- [TO DO]:
Each entry below must be repeated word for word.

- [GIVEN DATA]:
########################################

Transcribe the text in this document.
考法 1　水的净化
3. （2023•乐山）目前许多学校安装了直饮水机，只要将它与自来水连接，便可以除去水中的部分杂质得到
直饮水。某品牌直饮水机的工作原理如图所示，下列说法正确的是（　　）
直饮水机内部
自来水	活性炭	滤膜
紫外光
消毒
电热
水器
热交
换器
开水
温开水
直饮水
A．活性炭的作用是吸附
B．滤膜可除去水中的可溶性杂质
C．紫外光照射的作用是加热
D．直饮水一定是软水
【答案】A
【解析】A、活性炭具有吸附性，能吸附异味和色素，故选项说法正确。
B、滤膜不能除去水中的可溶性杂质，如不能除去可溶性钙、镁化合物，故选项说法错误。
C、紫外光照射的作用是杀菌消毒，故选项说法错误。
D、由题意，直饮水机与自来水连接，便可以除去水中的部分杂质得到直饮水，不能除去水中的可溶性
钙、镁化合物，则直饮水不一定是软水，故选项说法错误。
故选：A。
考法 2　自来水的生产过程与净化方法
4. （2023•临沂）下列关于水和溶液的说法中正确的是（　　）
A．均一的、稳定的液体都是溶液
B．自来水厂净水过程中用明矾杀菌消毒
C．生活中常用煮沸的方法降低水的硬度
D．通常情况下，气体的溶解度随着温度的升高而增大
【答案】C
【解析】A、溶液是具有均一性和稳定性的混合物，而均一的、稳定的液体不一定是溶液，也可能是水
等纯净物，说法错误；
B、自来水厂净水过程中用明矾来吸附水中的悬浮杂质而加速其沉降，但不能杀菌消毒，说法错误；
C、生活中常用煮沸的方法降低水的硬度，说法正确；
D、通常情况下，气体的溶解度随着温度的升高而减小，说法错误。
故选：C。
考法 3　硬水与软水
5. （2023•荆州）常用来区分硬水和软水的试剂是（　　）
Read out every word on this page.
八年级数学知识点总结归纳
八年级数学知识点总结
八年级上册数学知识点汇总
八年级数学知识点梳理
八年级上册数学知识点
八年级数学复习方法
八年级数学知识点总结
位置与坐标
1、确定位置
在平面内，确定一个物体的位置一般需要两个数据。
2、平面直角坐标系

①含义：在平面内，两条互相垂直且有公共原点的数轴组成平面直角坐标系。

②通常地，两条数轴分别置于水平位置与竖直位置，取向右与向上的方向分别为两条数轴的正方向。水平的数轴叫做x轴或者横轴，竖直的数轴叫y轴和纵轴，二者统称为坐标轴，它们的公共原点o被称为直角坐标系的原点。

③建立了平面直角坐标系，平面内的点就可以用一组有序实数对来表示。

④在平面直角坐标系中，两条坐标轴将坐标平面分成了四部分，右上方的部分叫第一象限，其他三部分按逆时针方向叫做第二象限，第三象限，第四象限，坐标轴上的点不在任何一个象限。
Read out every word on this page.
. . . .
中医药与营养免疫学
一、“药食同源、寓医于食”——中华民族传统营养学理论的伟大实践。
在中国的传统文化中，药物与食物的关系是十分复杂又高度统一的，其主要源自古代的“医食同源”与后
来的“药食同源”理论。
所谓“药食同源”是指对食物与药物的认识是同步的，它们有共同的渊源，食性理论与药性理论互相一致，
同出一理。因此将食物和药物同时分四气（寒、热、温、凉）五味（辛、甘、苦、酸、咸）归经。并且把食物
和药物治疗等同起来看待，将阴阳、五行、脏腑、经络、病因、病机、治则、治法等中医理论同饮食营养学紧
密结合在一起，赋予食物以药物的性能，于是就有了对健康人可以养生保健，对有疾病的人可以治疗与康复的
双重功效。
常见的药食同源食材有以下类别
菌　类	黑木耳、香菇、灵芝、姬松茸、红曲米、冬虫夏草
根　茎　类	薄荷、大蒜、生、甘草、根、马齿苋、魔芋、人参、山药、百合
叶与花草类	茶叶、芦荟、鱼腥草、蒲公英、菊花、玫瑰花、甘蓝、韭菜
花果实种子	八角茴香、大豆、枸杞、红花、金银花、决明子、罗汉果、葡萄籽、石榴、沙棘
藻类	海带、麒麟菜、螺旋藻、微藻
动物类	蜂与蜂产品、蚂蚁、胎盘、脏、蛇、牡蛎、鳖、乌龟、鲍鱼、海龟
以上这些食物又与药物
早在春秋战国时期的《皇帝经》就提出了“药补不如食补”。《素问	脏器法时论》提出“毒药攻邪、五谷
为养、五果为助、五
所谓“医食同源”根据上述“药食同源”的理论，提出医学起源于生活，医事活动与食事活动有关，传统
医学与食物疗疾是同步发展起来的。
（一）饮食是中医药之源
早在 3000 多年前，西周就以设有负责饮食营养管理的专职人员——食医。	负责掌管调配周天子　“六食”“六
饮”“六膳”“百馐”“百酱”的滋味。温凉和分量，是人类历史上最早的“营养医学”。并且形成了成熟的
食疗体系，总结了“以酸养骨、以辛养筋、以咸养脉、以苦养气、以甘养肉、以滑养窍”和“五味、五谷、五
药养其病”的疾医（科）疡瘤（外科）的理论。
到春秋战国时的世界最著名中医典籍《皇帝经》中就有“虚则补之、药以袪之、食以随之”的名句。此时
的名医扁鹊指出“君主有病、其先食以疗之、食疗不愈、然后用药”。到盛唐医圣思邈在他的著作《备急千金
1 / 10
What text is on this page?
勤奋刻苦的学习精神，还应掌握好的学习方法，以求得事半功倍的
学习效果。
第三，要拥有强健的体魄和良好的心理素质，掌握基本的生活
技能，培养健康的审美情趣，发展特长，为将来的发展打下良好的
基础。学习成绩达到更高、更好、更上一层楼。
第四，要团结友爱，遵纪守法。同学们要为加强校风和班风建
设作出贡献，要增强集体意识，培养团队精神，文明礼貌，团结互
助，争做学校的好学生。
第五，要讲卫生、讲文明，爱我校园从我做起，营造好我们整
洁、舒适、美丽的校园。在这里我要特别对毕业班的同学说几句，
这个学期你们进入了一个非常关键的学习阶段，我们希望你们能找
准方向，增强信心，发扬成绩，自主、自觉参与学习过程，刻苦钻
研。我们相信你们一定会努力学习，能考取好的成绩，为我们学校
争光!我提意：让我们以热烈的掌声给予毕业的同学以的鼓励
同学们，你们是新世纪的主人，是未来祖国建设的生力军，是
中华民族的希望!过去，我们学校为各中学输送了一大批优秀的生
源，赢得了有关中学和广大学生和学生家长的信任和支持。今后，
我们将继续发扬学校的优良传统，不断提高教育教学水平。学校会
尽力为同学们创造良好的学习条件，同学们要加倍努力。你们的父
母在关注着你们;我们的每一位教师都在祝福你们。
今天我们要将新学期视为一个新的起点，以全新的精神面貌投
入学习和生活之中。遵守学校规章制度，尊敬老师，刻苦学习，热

########################################

- [EXERCISE ANSWER]:
Transcribe the text in this document.
考法 1　水的净化
3. （2023•乐山）目前许多学校安装了直饮水机，只要将它与自来水连接，便可以除去水中的部分杂质得到
直饮水。某品牌直饮水机的工作原理如图所示，下列说法正确的是（　　）
直饮水机内部
自来水	活性炭	滤膜
紫外光
消毒
电热
水器
热交
换器
开水
温开水
直饮水
A．活性炭的作用是吸附
B．滤膜可除去水中的可溶性杂质
C．紫外光照射的作用是加热
D．直饮水一定是软水
【答案】A
【解析】A、活性炭具有吸附性，能吸附异味和色素，故选项说法正确。
B、滤膜不能除去水中的可溶性杂质，如不能除去可溶性钙、镁化合物，故选项说法错误。
C、紫外光照射的作用是杀菌消毒，故选项说法错误。
D、由题意，直饮水机与自来水连接，便可以除去水中的部分杂质得到直饮水，不能除去水中的可溶性
钙、镁化合物，则直饮水不一定是软水，故选项说法错误。
故选：A。
考法 2　自来水的生产过程与净化方法
4. （2023•临沂）下列关于水和溶液的说法中正确的是（　　）
A．均一的、稳定的液体都是溶液
B．自来水厂净水过程中用明矾杀菌消毒
C．生活中常用煮沸的方法降低水的硬度
D．通常情况下，气体的溶解度随着温度的升高而增大
【答案】C
【解析】A、溶液是具有均一性和稳定性的混合物，而均一的、稳定的液体不一定是溶液，也可能是水
等纯净物，说法错误；
B、自来水厂净水过程中用明矾来吸附水中的悬浮杂质而加速其沉降，但不能杀菌消毒，说法错误；
C、生活中常用煮沸的方法降低水的硬度，说法正确；
D、通常情况下，气体的溶解度随着温度的升高而减小，说法错误。
故选：C。
考法 3　硬水与软水
5. （2023•荆州）常用来区分硬水和软水的试剂是（　　）
Read out every word on this page.
八年级数学知识点总结归纳
八年级数学知识点总结
八年级上册数学知识点汇总
八年级数学知识点梳理
八年级上册数学知识点
八年级数学复习方法
八年级数学知识点总结
位置与坐标
1、确定位置
在平面内，确定一个物体的位置一般需要两个数据。
2、平面直角坐标系

①含义：在平面内，两条互相垂直且有公共原点的数轴组成平面直角坐标系。

②通常地，两条数轴分别置于水平位置与竖直位置，取向右与向上的方向分别为两条数轴的正方向。水平的数轴叫做x轴或者横轴，竖直的数轴叫y轴和纵轴，二者统称为坐标轴，它们的公共原点o被称为直角坐标系的原点。

③建立了平面直角坐标系，平面内的点就可以用一组有序实数对来表示。

④在平面直角坐标系中，两条坐标轴将坐标平面分成了四部分，右上方的部分叫第一象限，其他三部分按逆时针方向叫做第二象限，第三象限，第四象限，坐标轴上的点不在任何一个象限。
Read out every word on this page.
. . . .
中医药与营养免疫学
一、“药食同源、寓医于食”——中华民族传统营养学理论的伟大实践。
在中国的传统文化中，药物与食物的关系是十分复杂又高度统一的，其主要源自古代的“医食同源”与后
来的“药食同源”理论。
所谓“药食同源”是指对食物与药物的认识是同步的，它们有共同的渊源，食性理论与药性理论互相一致，
同出一理。因此将食物和药物同时分四气（寒、热、温、凉）五味（辛、甘、苦、酸、咸）归经。并且把食物
和药物治疗等同起来看待，将阴阳、五行、脏腑、经络、病因、病机、治则、治法等中医理论同饮食营养学紧
密结合在一起，赋予食物以药物的性能，于是就有了对健康人可以养生保健，对有疾病的人可以治疗与康复的
双重功效。
常见的药食同源食材有以下类别
菌　类	黑木耳、香菇、灵芝、姬松茸、红曲米、冬虫夏草
根　茎　类	薄荷、大蒜、生、甘草、根、马齿苋、魔芋、人参、山药、百合
叶与花草类	茶叶、芦荟、鱼腥草、蒲公英、菊花、玫瑰花、甘蓝、韭菜
花果实种子	八角茴香、大豆、枸杞、红花、金银花、决明子、罗汉果、葡萄籽、石榴、沙棘
藻类	海带、麒麟菜、螺旋藻、微藻
动物类	蜂与蜂产品、蚂蚁、胎盘、脏、蛇、牡蛎、鳖、乌龟、鲍鱼、海龟
以上这些食物又与药物
早在春秋战国时期的《皇帝经》就提出了“药补不如食补”。《素问	脏器法时论》提出“毒药攻邪、五谷
为养、五果为助、五
所谓“医食同源”根据上述“药食同源”的理论，提出医学起源于生活，医事活动与食事活动有关，传统
医学与食物疗疾是同步发展起来的。
（一）饮食是中医药之源
早在 3000 多年前，西周就以设有负责饮食营养管理的专职人员——食医。	负责掌管调配周天子　“六食”“六
饮”“六膳”“百馐”“百酱”的滋味。温凉和分量，是人类历史上最早的“营养医学”。并且形成了成熟的
食疗体系，总结了“以酸养骨、以辛养筋、以咸养脉、以苦养气、以甘养肉、以滑养窍”和“五味、五谷、五
药养其病”的疾医（科）疡瘤（外科）的理论。
到春秋战国时的世界最著名中医典籍《皇帝经》中就有“虚则补之、药以袪之、食以随之”的名句。此时
的名医扁鹊指出“君主有病、其先食以疗之、食疗不愈、然后用药”。到盛唐医圣思邈在他的著作《备急千金
1 / 10
What text is on this page?
勤奋刻苦的学习精神，还应掌握好的学习方法，以求得事半功倍的
学习效果。
第三，要拥有强健的体魄和良好的心理素质，掌握基本的生活
技能，培养健康的审美情趣，发展特长，为将来的发展打下良好的
基础。学习成绩达到更高、更好、更上一层楼。
第四，要团结友爱，遵纪守法。同学们要为加强校风和班风建
设作出贡献，要增强集体意识，培养团队精神，文明礼貌，团结互
助，争做学校的好学生。
第五，要讲卫生、讲文明，爱我校园从我做起，营造好我们整
洁、舒适、美丽的校园。在这里我要特别对毕业班的同学说几句，
这个学期你们进入了一个非常关键的学习阶段，我们希望你们能找
准方向，增强信心，发扬成绩，自主、自觉参与学习过程，刻苦钻
研。我们相信你们一定会努力学习，能考取好的成绩，为我们学校
争光!我提意：让我们以热烈的掌声给予毕业的同学以的鼓励
同学们，你们是新世纪的主人，是未来祖国建设的生力军，是
中华民族的希望!过去，我们学校为各中学输送了一大批优秀的生
源，赢得了有关中学和广大学生和学生家长的信任和支持。今后，
我们将继续发扬学校的优良传统，不断提高教育教学水平。学校会
尽力为同学们创造良好的学习条件，同学们要加倍努力。你们的父
母在关注着你们;我们的每一位教师都在祝福你们。
今天我们要将新学期视为一个新的起点，以全新的精神面貌投
入学习和生活之中。遵守学校规章制度，尊敬老师，刻苦学习，热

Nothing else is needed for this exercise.